WHAT YOU ARE ASKED TO DO:
Transcribe all the entries word for word, omitting any pictures they contain.

┄┄┄┄┄┄┄┄┄┄

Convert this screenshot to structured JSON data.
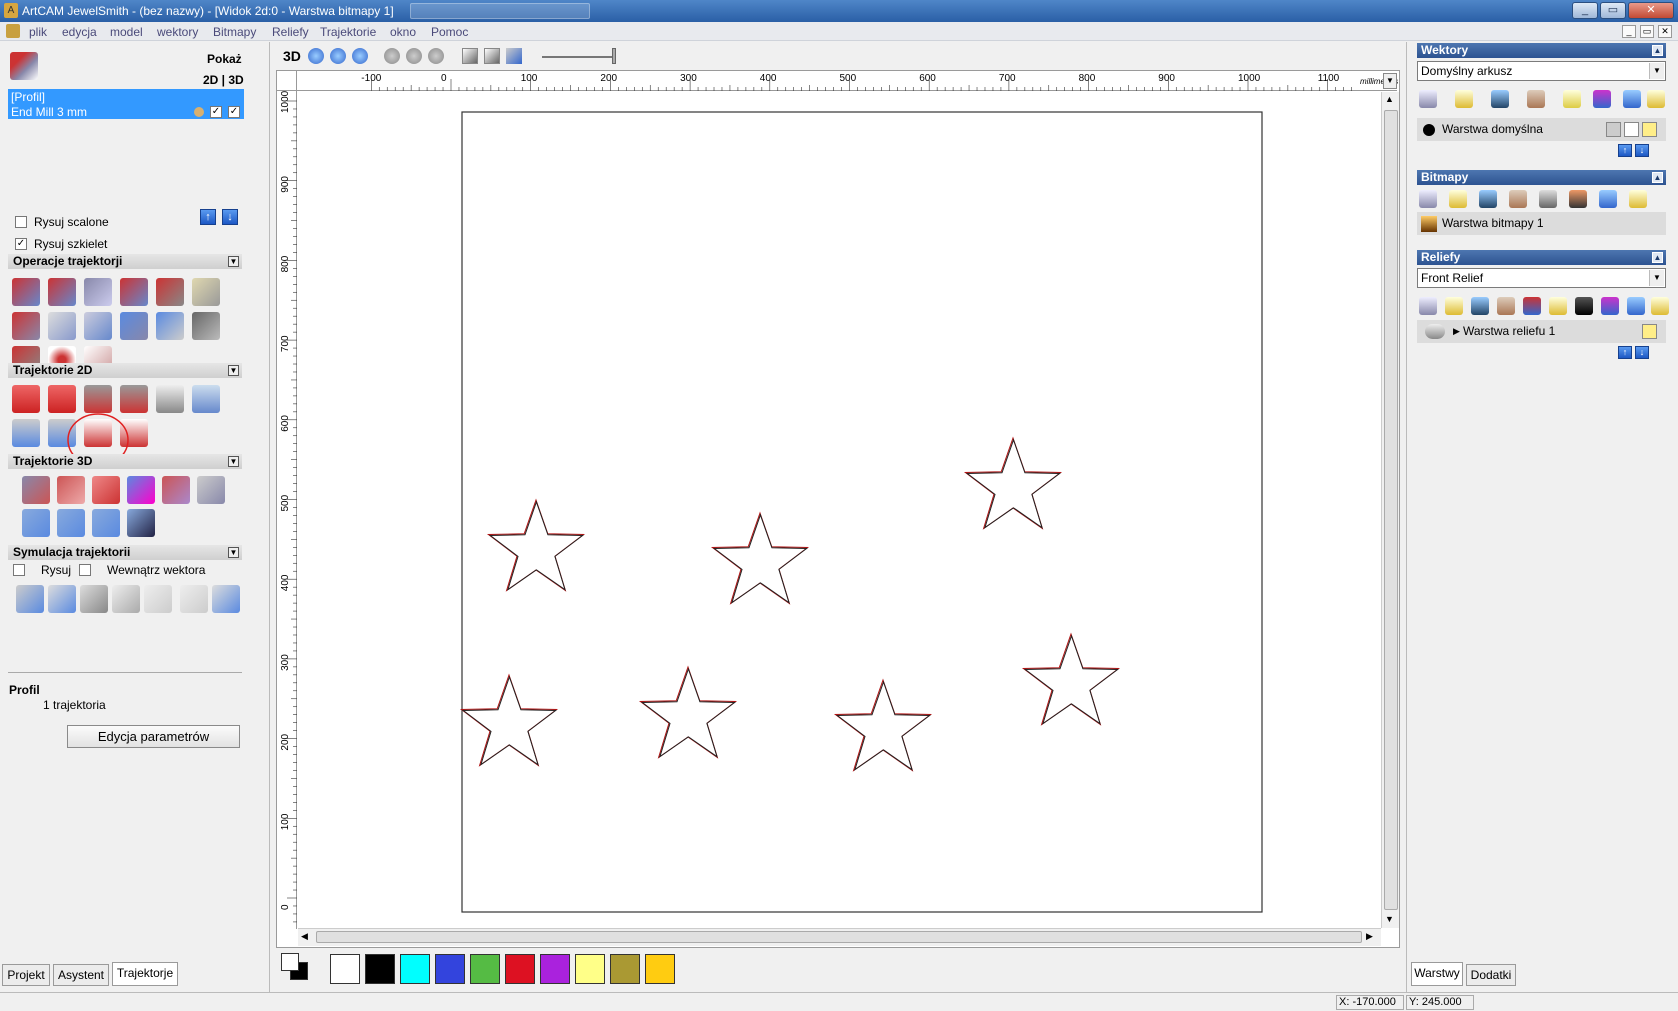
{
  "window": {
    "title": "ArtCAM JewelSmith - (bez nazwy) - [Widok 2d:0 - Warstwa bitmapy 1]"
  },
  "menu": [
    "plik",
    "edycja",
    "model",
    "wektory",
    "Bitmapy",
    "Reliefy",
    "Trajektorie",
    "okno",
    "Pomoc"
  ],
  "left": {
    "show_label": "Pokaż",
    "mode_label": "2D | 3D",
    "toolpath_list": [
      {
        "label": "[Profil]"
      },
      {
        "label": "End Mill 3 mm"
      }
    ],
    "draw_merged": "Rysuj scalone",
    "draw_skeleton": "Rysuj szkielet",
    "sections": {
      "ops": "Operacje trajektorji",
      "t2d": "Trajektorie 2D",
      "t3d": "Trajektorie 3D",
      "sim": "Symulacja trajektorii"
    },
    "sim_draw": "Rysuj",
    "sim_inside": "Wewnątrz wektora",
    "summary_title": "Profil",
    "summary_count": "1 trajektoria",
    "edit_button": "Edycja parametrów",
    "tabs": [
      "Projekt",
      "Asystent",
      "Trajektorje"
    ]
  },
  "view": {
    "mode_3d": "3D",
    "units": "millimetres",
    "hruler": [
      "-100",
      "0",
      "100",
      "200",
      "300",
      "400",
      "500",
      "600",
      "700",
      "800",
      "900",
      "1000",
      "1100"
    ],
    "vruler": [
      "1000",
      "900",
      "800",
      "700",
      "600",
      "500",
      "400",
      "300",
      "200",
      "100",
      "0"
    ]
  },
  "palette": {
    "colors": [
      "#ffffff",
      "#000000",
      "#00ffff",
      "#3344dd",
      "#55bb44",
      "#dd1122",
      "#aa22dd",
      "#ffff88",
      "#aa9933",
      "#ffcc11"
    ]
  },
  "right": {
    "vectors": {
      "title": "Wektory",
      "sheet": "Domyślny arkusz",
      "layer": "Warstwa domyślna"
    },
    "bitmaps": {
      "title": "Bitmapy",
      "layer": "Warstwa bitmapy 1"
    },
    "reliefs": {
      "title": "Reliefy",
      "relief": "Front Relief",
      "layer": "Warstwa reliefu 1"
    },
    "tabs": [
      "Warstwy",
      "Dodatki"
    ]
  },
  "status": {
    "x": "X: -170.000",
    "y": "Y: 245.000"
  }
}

┄┄┄┄┄┄┄┄┄┄

EXPECTED ANSWER:
Convert this screenshot to structured JSON data.
{
  "window": {
    "title": "ArtCAM JewelSmith - (bez nazwy) - [Widok 2d:0 - Warstwa bitmapy 1]"
  },
  "menu": [
    "plik",
    "edycja",
    "model",
    "wektory",
    "Bitmapy",
    "Reliefy",
    "Trajektorie",
    "okno",
    "Pomoc"
  ],
  "left": {
    "show_label": "Pokaż",
    "mode_label": "2D | 3D",
    "toolpath_list": [
      {
        "label": "[Profil]"
      },
      {
        "label": "End Mill 3 mm"
      }
    ],
    "draw_merged": "Rysuj scalone",
    "draw_skeleton": "Rysuj szkielet",
    "sections": {
      "ops": "Operacje trajektorji",
      "t2d": "Trajektorie 2D",
      "t3d": "Trajektorie 3D",
      "sim": "Symulacja trajektorii"
    },
    "sim_draw": "Rysuj",
    "sim_inside": "Wewnątrz wektora",
    "summary_title": "Profil",
    "summary_count": "1 trajektoria",
    "edit_button": "Edycja parametrów",
    "tabs": [
      "Projekt",
      "Asystent",
      "Trajektorje"
    ]
  },
  "view": {
    "mode_3d": "3D",
    "units": "millimetres",
    "hruler": [
      "-100",
      "0",
      "100",
      "200",
      "300",
      "400",
      "500",
      "600",
      "700",
      "800",
      "900",
      "1000",
      "1100"
    ],
    "vruler": [
      "1000",
      "900",
      "800",
      "700",
      "600",
      "500",
      "400",
      "300",
      "200",
      "100",
      "0"
    ]
  },
  "palette": {
    "colors": [
      "#ffffff",
      "#000000",
      "#00ffff",
      "#3344dd",
      "#55bb44",
      "#dd1122",
      "#aa22dd",
      "#ffff88",
      "#aa9933",
      "#ffcc11"
    ]
  },
  "right": {
    "vectors": {
      "title": "Wektory",
      "sheet": "Domyślny arkusz",
      "layer": "Warstwa domyślna"
    },
    "bitmaps": {
      "title": "Bitmapy",
      "layer": "Warstwa bitmapy 1"
    },
    "reliefs": {
      "title": "Reliefy",
      "relief": "Front Relief",
      "layer": "Warstwa reliefu 1"
    },
    "tabs": [
      "Warstwy",
      "Dodatki"
    ]
  },
  "status": {
    "x": "X: -170.000",
    "y": "Y: 245.000"
  }
}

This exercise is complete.